--- Material supplied ---

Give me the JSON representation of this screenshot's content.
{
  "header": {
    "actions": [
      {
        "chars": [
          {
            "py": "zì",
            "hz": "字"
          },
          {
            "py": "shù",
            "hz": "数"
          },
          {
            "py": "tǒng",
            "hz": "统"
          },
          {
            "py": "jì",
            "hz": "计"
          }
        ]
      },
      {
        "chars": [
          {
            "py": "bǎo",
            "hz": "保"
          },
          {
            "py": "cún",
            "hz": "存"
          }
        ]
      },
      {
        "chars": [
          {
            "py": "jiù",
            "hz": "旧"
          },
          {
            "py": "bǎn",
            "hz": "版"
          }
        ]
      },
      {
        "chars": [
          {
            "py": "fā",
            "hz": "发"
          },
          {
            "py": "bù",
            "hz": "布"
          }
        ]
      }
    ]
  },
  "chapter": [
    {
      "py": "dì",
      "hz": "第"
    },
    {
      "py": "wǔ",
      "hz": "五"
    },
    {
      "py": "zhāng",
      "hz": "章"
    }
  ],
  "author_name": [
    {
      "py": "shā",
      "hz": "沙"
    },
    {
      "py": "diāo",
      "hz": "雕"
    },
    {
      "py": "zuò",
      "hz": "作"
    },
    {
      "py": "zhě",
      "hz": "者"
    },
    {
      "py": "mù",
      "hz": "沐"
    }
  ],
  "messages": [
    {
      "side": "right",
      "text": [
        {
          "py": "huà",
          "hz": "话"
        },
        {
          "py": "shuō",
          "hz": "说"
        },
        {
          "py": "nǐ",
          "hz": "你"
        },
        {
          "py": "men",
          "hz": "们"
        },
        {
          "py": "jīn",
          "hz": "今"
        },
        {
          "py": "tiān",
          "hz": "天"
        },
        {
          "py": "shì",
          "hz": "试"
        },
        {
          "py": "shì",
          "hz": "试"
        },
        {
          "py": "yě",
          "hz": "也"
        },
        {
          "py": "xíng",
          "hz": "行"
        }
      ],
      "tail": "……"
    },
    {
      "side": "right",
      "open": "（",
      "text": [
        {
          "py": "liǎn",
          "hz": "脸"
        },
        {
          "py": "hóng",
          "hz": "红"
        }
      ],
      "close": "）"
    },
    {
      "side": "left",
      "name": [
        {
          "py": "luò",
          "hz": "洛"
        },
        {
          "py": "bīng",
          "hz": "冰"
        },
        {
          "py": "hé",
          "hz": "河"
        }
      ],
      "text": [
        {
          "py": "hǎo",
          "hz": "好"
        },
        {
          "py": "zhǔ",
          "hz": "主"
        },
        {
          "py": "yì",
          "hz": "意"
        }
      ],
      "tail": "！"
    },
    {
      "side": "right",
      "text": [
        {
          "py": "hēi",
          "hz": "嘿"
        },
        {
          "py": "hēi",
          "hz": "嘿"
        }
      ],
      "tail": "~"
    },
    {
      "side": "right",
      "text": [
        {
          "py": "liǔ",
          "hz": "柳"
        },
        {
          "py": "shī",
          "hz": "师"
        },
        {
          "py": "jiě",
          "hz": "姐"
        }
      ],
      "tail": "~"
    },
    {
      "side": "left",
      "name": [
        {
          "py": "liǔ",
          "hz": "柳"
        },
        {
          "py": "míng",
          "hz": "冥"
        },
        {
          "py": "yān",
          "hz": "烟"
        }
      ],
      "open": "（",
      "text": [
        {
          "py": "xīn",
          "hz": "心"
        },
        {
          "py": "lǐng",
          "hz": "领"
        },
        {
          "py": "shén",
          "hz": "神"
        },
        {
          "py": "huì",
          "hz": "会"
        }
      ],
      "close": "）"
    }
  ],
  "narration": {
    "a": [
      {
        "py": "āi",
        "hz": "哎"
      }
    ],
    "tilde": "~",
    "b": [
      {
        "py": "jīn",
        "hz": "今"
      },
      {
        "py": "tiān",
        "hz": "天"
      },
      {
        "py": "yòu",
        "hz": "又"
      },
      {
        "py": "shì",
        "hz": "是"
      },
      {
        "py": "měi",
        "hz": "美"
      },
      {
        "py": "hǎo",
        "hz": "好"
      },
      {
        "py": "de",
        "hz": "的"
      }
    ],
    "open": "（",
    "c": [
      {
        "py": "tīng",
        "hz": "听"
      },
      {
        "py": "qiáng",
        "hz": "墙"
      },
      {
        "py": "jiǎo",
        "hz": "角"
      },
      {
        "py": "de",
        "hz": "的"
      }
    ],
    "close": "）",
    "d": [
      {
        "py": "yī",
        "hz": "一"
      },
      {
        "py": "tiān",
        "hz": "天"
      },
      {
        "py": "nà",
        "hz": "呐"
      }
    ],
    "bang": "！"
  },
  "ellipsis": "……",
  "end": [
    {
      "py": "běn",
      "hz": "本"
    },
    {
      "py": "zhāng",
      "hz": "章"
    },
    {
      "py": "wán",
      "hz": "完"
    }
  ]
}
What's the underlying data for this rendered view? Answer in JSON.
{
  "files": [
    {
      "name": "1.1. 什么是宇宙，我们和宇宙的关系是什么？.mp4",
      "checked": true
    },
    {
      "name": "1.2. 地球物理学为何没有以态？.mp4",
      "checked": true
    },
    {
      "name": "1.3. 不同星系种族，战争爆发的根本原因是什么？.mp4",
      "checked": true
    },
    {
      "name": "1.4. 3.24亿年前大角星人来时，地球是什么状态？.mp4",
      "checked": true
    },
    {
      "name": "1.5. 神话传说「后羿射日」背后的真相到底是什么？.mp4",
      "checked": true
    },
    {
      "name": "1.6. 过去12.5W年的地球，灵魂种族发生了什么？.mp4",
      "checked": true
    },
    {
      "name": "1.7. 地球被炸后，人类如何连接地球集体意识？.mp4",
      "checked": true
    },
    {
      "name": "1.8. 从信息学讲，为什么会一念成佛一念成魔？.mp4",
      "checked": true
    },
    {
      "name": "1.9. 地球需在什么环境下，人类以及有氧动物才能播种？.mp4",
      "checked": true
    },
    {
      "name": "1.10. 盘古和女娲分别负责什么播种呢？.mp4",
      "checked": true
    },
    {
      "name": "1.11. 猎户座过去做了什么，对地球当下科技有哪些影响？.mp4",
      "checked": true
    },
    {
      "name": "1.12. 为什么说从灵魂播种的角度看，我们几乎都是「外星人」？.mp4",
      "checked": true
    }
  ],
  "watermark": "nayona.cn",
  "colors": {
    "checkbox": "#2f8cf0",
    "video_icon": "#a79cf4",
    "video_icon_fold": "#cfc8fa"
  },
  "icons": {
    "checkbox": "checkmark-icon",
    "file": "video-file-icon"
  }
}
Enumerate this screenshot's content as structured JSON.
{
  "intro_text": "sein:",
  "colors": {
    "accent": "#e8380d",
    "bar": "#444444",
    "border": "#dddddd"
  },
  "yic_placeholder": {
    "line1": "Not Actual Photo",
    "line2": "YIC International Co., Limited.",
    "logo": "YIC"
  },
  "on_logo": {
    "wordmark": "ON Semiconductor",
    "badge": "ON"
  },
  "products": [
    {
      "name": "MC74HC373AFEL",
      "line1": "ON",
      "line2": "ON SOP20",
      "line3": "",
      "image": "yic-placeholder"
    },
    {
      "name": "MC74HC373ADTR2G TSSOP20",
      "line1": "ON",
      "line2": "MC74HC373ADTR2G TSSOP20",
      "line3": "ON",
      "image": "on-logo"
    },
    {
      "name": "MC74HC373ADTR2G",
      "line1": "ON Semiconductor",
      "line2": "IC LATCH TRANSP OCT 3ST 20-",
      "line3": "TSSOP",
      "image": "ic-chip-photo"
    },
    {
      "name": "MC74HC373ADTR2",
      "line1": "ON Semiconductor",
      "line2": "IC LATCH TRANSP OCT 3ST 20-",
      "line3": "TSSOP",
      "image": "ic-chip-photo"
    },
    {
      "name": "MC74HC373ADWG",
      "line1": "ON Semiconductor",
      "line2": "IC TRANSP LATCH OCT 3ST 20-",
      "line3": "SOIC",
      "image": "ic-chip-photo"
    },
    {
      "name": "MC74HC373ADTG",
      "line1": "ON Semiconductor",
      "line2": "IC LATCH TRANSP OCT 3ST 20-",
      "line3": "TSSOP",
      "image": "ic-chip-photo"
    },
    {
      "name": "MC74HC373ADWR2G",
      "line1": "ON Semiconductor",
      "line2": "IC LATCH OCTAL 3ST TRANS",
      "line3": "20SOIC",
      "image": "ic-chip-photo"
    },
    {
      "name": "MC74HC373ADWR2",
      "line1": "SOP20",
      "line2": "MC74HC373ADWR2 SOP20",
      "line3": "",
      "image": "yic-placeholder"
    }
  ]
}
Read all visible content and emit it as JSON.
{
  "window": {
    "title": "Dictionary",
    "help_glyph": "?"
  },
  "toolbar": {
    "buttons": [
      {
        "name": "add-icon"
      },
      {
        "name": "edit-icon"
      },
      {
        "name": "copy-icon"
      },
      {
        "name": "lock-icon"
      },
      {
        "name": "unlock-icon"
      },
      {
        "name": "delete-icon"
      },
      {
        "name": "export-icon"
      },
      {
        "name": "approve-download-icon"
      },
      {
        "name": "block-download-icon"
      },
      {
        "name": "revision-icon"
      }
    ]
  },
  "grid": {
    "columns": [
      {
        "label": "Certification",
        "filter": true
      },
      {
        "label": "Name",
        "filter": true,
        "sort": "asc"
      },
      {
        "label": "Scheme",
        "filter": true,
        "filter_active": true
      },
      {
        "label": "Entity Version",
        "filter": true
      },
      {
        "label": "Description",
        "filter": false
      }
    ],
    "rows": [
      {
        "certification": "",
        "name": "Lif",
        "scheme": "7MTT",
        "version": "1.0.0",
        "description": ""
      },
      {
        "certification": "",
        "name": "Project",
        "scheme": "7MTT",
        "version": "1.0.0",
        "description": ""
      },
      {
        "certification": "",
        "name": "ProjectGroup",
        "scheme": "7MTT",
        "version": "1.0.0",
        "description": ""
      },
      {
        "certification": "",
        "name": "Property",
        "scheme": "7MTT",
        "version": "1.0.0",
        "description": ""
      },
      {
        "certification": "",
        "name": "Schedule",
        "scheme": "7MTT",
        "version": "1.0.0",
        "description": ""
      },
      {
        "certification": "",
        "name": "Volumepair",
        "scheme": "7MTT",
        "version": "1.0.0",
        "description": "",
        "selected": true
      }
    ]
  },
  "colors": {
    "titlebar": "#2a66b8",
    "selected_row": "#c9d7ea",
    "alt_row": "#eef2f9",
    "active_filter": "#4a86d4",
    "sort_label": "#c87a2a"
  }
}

---

Prompt. State the number of lines in this listing that contain the string "download", and add nothing else.

Problem solution. 2